Records from a data collection
****

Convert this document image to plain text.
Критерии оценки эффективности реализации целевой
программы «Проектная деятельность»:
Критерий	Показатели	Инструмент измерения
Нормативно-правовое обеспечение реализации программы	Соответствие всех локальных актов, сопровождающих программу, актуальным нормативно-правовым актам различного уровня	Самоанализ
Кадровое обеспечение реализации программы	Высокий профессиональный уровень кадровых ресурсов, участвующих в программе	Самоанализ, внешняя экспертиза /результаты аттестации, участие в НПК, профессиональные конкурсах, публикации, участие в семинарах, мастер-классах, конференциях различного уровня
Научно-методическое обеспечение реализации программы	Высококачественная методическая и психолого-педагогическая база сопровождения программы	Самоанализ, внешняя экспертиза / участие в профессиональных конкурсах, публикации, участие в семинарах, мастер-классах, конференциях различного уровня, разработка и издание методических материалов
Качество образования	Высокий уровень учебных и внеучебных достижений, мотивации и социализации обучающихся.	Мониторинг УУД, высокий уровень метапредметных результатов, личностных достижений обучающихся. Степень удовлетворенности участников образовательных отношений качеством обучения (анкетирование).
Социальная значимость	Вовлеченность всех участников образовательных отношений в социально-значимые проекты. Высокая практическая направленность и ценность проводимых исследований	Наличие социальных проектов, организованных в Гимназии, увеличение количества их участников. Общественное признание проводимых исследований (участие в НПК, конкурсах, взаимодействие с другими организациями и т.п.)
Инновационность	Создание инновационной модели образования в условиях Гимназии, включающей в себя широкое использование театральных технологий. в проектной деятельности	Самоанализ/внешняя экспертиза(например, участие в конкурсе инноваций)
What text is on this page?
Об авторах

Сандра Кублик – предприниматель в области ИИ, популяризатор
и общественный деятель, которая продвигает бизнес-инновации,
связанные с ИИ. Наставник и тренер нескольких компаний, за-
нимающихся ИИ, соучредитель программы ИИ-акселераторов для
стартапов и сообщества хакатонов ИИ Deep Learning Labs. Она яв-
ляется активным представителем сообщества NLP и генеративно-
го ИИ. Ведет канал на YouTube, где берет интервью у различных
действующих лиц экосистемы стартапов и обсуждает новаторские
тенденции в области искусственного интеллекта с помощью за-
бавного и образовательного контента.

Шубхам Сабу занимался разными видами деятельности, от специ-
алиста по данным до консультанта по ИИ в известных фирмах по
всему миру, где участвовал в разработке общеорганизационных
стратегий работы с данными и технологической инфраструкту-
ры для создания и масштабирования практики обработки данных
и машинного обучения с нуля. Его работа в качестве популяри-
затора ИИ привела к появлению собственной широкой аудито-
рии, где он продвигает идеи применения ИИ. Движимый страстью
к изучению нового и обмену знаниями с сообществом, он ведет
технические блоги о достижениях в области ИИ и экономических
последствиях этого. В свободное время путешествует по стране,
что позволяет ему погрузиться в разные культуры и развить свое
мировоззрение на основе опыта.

****

→ **TASK PROMPT**
In this exercise, repeat all entries exactly.

→ **SOLUTION TO THIS PROBLEM**
Convert this document image to plain text.
Критерии оценки эффективности реализации целевой
программы «Проектная деятельность»:
Критерий	Показатели	Инструмент измерения
Нормативно-правовое обеспечение реализации программы	Соответствие всех локальных актов, сопровождающих программу, актуальным нормативно-правовым актам различного уровня	Самоанализ
Кадровое обеспечение реализации программы	Высокий профессиональный уровень кадровых ресурсов, участвующих в программе	Самоанализ, внешняя экспертиза /результаты аттестации, участие в НПК, профессиональные конкурсах, публикации, участие в семинарах, мастер-классах, конференциях различного уровня
Научно-методическое обеспечение реализации программы	Высококачественная методическая и психолого-педагогическая база сопровождения программы	Самоанализ, внешняя экспертиза / участие в профессиональных конкурсах, публикации, участие в семинарах, мастер-классах, конференциях различного уровня, разработка и издание методических материалов
Качество образования	Высокий уровень учебных и внеучебных достижений, мотивации и социализации обучающихся.	Мониторинг УУД, высокий уровень метапредметных результатов, личностных достижений обучающихся. Степень удовлетворенности участников образовательных отношений качеством обучения (анкетирование).
Социальная значимость	Вовлеченность всех участников образовательных отношений в социально-значимые проекты. Высокая практическая направленность и ценность проводимых исследований	Наличие социальных проектов, организованных в Гимназии, увеличение количества их участников. Общественное признание проводимых исследований (участие в НПК, конкурсах, взаимодействие с другими организациями и т.п.)
Инновационность	Создание инновационной модели образования в условиях Гимназии, включающей в себя широкое использование театральных технологий. в проектной деятельности	Самоанализ/внешняя экспертиза(например, участие в конкурсе инноваций)
What text is on this page?
Об авторах

Сандра Кублик – предприниматель в области ИИ, популяризатор
и общественный деятель, которая продвигает бизнес-инновации,
связанные с ИИ. Наставник и тренер нескольких компаний, за-
нимающихся ИИ, соучредитель программы ИИ-акселераторов для
стартапов и сообщества хакатонов ИИ Deep Learning Labs. Она яв-
ляется активным представителем сообщества NLP и генеративно-
го ИИ. Ведет канал на YouTube, где берет интервью у различных
действующих лиц экосистемы стартапов и обсуждает новаторские
тенденции в области искусственного интеллекта с помощью за-
бавного и образовательного контента.

Шубхам Сабу занимался разными видами деятельности, от специ-
алиста по данным до консультанта по ИИ в известных фирмах по
всему миру, где участвовал в разработке общеорганизационных
стратегий работы с данными и технологической инфраструкту-
ры для создания и масштабирования практики обработки данных
и машинного обучения с нуля. Его работа в качестве популяри-
затора ИИ привела к появлению собственной широкой аудито-
рии, где он продвигает идеи применения ИИ. Движимый страстью
к изучению нового и обмену знаниями с сообществом, он ведет
технические блоги о достижениях в области ИИ и экономических
последствиях этого. В свободное время путешествует по стране,
что позволяет ему погрузиться в разные культуры и развить свое
мировоззрение на основе опыта.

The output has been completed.